## [Task requirements]
Count every line of the listing where the string "from" occurs, and reply with the count alone.

## [Raw records]
"""

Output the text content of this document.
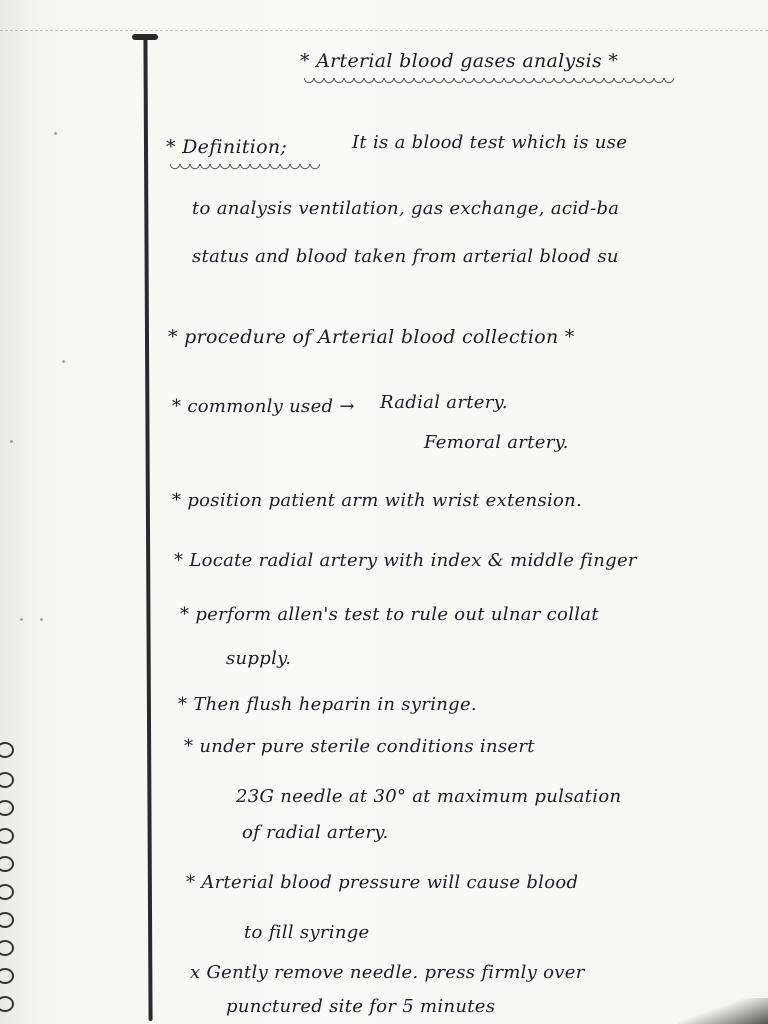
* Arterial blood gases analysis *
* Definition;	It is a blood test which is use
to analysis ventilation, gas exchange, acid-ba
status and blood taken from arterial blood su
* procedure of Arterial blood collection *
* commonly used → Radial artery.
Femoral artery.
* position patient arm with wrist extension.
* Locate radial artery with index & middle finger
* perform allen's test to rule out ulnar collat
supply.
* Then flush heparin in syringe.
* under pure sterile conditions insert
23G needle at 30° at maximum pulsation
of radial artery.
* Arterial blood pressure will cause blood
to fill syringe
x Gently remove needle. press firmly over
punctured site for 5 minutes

"""
"""

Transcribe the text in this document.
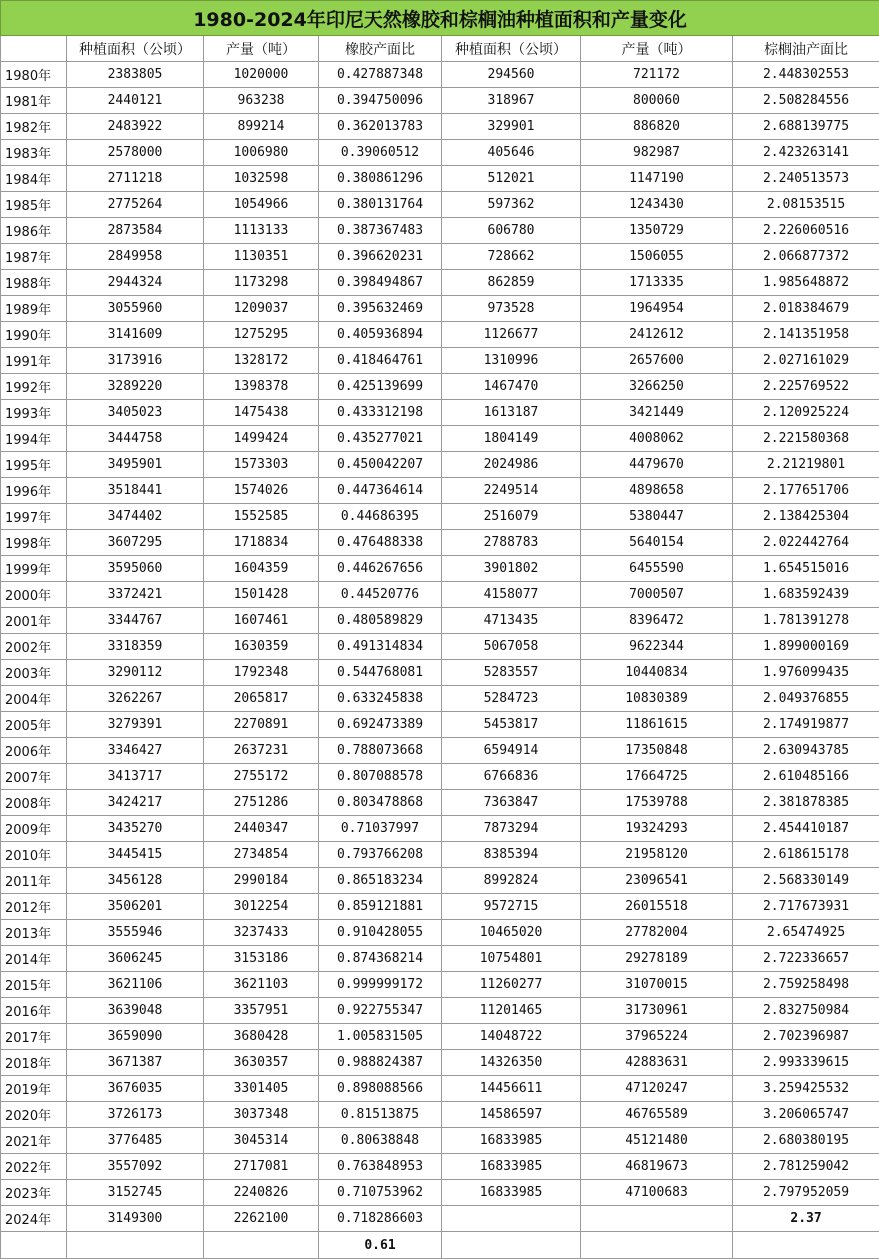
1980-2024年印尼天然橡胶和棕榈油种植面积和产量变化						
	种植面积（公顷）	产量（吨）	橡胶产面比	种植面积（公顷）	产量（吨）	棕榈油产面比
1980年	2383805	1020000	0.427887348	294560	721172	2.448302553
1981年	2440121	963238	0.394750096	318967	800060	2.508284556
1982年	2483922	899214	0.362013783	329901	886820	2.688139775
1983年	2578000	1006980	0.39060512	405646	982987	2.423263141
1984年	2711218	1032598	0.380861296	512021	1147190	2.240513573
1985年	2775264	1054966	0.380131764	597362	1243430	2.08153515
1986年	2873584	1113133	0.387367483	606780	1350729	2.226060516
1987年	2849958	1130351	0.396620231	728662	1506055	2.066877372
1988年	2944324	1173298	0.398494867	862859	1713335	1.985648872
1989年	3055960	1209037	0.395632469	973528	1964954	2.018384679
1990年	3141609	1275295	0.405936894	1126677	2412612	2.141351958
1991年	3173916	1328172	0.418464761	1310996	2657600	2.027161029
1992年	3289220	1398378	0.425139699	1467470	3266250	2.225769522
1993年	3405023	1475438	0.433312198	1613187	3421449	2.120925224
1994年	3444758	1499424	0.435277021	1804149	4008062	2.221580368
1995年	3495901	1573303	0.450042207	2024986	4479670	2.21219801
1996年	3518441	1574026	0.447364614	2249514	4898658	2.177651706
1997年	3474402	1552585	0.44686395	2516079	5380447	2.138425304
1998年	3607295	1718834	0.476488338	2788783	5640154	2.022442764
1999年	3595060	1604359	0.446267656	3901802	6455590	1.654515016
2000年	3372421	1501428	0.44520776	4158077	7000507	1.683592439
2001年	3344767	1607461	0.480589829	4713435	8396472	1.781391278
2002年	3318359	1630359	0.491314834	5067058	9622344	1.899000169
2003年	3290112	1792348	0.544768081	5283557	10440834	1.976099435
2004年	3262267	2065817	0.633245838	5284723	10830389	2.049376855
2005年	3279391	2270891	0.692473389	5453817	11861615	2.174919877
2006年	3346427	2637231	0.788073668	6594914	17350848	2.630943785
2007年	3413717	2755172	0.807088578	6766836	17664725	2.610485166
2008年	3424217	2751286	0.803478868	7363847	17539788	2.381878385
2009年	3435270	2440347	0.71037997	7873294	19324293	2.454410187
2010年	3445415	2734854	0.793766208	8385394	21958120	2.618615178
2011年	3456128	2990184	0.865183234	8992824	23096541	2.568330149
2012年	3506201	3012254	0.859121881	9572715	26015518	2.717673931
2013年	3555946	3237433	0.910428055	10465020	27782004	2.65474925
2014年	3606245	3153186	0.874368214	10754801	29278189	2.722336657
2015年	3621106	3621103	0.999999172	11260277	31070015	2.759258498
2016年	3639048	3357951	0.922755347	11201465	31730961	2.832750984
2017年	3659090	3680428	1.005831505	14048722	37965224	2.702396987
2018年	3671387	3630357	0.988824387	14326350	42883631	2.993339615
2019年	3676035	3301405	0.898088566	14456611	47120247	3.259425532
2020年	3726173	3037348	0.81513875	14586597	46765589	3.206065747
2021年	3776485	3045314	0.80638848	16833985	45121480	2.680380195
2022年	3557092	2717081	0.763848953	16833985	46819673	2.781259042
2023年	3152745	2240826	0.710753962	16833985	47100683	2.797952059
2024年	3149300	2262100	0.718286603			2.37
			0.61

"""
"""

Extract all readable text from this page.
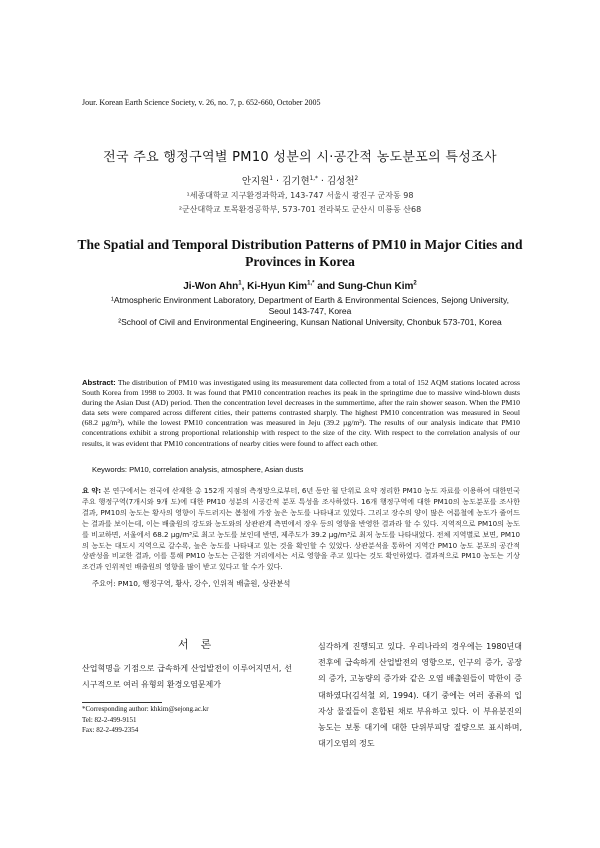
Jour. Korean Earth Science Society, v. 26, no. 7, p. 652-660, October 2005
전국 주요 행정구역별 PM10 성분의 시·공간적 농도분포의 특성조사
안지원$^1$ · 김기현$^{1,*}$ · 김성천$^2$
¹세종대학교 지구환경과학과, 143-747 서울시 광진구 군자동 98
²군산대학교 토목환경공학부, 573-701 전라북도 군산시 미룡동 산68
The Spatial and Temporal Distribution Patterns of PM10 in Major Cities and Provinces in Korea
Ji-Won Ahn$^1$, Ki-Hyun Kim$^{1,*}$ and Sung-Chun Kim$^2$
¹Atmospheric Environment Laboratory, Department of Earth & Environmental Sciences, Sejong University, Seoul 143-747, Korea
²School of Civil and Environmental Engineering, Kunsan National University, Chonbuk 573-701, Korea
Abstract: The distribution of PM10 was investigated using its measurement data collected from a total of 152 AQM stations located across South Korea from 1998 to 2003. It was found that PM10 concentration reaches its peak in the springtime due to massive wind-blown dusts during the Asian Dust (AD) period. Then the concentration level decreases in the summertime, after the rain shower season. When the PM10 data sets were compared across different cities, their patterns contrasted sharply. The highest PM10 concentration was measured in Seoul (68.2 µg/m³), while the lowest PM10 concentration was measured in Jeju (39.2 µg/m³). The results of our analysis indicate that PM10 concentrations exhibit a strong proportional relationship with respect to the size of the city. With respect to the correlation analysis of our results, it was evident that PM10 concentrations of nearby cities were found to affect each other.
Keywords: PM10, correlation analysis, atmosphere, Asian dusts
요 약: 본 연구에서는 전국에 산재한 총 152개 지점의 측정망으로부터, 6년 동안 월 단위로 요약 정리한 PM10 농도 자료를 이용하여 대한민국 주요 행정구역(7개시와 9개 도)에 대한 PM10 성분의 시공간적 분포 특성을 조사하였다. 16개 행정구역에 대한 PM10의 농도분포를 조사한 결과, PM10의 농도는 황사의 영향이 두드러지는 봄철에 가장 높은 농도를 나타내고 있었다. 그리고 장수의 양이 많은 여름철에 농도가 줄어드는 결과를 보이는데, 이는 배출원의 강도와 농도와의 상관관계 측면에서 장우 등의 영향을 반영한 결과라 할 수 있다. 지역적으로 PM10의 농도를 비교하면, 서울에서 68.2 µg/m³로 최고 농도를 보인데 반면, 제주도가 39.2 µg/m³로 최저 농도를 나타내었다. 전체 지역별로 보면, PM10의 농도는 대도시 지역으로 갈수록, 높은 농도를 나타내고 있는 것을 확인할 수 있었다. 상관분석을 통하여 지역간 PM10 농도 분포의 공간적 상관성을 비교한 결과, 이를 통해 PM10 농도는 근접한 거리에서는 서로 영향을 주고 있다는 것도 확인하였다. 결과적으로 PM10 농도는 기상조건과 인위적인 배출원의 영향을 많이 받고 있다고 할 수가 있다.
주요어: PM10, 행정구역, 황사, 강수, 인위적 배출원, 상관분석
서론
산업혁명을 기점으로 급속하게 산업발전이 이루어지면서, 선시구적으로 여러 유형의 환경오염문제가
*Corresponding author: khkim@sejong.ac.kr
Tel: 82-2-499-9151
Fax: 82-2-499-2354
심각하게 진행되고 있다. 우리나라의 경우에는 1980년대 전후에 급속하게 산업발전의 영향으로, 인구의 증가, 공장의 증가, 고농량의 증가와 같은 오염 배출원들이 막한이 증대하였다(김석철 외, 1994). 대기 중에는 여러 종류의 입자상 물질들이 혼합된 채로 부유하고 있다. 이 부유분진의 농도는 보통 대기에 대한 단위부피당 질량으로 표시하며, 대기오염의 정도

"""

## [Exercise output]
3